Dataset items
■ ■ ■

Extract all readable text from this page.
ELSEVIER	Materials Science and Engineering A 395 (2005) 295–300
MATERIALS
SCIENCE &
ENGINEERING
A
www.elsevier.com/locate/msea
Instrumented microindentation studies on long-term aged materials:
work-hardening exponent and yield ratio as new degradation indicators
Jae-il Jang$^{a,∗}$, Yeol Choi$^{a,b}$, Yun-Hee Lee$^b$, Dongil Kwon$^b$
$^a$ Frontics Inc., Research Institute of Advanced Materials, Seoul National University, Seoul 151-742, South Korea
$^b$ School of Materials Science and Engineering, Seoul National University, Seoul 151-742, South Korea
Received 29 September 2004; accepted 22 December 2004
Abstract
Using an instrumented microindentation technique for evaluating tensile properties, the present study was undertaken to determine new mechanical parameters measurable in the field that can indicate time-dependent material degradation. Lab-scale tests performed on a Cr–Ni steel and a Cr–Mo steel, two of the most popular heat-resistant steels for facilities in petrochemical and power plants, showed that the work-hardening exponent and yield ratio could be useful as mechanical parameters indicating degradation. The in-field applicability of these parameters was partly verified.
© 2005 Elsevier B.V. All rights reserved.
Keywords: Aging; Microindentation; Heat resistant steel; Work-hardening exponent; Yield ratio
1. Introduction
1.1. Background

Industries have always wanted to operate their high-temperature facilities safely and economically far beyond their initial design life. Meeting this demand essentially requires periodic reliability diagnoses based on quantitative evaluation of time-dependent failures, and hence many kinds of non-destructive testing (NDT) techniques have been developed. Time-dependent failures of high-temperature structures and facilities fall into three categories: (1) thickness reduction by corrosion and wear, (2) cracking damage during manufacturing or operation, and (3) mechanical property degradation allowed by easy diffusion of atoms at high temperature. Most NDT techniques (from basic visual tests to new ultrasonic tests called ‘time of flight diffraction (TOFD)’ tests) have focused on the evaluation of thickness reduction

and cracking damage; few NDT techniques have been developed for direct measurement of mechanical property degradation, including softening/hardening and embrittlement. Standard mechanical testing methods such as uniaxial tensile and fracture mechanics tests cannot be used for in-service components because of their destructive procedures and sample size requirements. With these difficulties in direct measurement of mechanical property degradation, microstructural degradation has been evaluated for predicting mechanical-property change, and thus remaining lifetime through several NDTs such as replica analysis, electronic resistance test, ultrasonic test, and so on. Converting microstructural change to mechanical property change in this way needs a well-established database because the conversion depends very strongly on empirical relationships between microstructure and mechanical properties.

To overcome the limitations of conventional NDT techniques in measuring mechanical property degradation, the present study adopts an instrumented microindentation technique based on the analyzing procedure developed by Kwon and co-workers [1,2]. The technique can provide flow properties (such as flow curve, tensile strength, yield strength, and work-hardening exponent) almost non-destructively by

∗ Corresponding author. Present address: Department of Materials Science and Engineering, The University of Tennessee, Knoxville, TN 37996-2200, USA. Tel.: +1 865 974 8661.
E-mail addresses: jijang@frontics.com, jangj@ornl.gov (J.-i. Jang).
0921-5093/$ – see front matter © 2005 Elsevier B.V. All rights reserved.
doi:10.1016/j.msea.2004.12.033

■ ■ ■

• [Direction]: Reproduce the full listing above, character for character.

• [Expected answer]:
Extract all readable text from this page.
ELSEVIER	Materials Science and Engineering A 395 (2005) 295–300
MATERIALS
SCIENCE &
ENGINEERING
A
www.elsevier.com/locate/msea
Instrumented microindentation studies on long-term aged materials:
work-hardening exponent and yield ratio as new degradation indicators
Jae-il Jang$^{a,∗}$, Yeol Choi$^{a,b}$, Yun-Hee Lee$^b$, Dongil Kwon$^b$
$^a$ Frontics Inc., Research Institute of Advanced Materials, Seoul National University, Seoul 151-742, South Korea
$^b$ School of Materials Science and Engineering, Seoul National University, Seoul 151-742, South Korea
Received 29 September 2004; accepted 22 December 2004
Abstract
Using an instrumented microindentation technique for evaluating tensile properties, the present study was undertaken to determine new mechanical parameters measurable in the field that can indicate time-dependent material degradation. Lab-scale tests performed on a Cr–Ni steel and a Cr–Mo steel, two of the most popular heat-resistant steels for facilities in petrochemical and power plants, showed that the work-hardening exponent and yield ratio could be useful as mechanical parameters indicating degradation. The in-field applicability of these parameters was partly verified.
© 2005 Elsevier B.V. All rights reserved.
Keywords: Aging; Microindentation; Heat resistant steel; Work-hardening exponent; Yield ratio
1. Introduction
1.1. Background

Industries have always wanted to operate their high-temperature facilities safely and economically far beyond their initial design life. Meeting this demand essentially requires periodic reliability diagnoses based on quantitative evaluation of time-dependent failures, and hence many kinds of non-destructive testing (NDT) techniques have been developed. Time-dependent failures of high-temperature structures and facilities fall into three categories: (1) thickness reduction by corrosion and wear, (2) cracking damage during manufacturing or operation, and (3) mechanical property degradation allowed by easy diffusion of atoms at high temperature. Most NDT techniques (from basic visual tests to new ultrasonic tests called ‘time of flight diffraction (TOFD)’ tests) have focused on the evaluation of thickness reduction

and cracking damage; few NDT techniques have been developed for direct measurement of mechanical property degradation, including softening/hardening and embrittlement. Standard mechanical testing methods such as uniaxial tensile and fracture mechanics tests cannot be used for in-service components because of their destructive procedures and sample size requirements. With these difficulties in direct measurement of mechanical property degradation, microstructural degradation has been evaluated for predicting mechanical-property change, and thus remaining lifetime through several NDTs such as replica analysis, electronic resistance test, ultrasonic test, and so on. Converting microstructural change to mechanical property change in this way needs a well-established database because the conversion depends very strongly on empirical relationships between microstructure and mechanical properties.

To overcome the limitations of conventional NDT techniques in measuring mechanical property degradation, the present study adopts an instrumented microindentation technique based on the analyzing procedure developed by Kwon and co-workers [1,2]. The technique can provide flow properties (such as flow curve, tensile strength, yield strength, and work-hardening exponent) almost non-destructively by

∗ Corresponding author. Present address: Department of Materials Science and Engineering, The University of Tennessee, Knoxville, TN 37996-2200, USA. Tel.: +1 865 974 8661.
E-mail addresses: jijang@frontics.com, jangj@ornl.gov (J.-i. Jang).
0921-5093/$ – see front matter © 2005 Elsevier B.V. All rights reserved.
doi:10.1016/j.msea.2004.12.033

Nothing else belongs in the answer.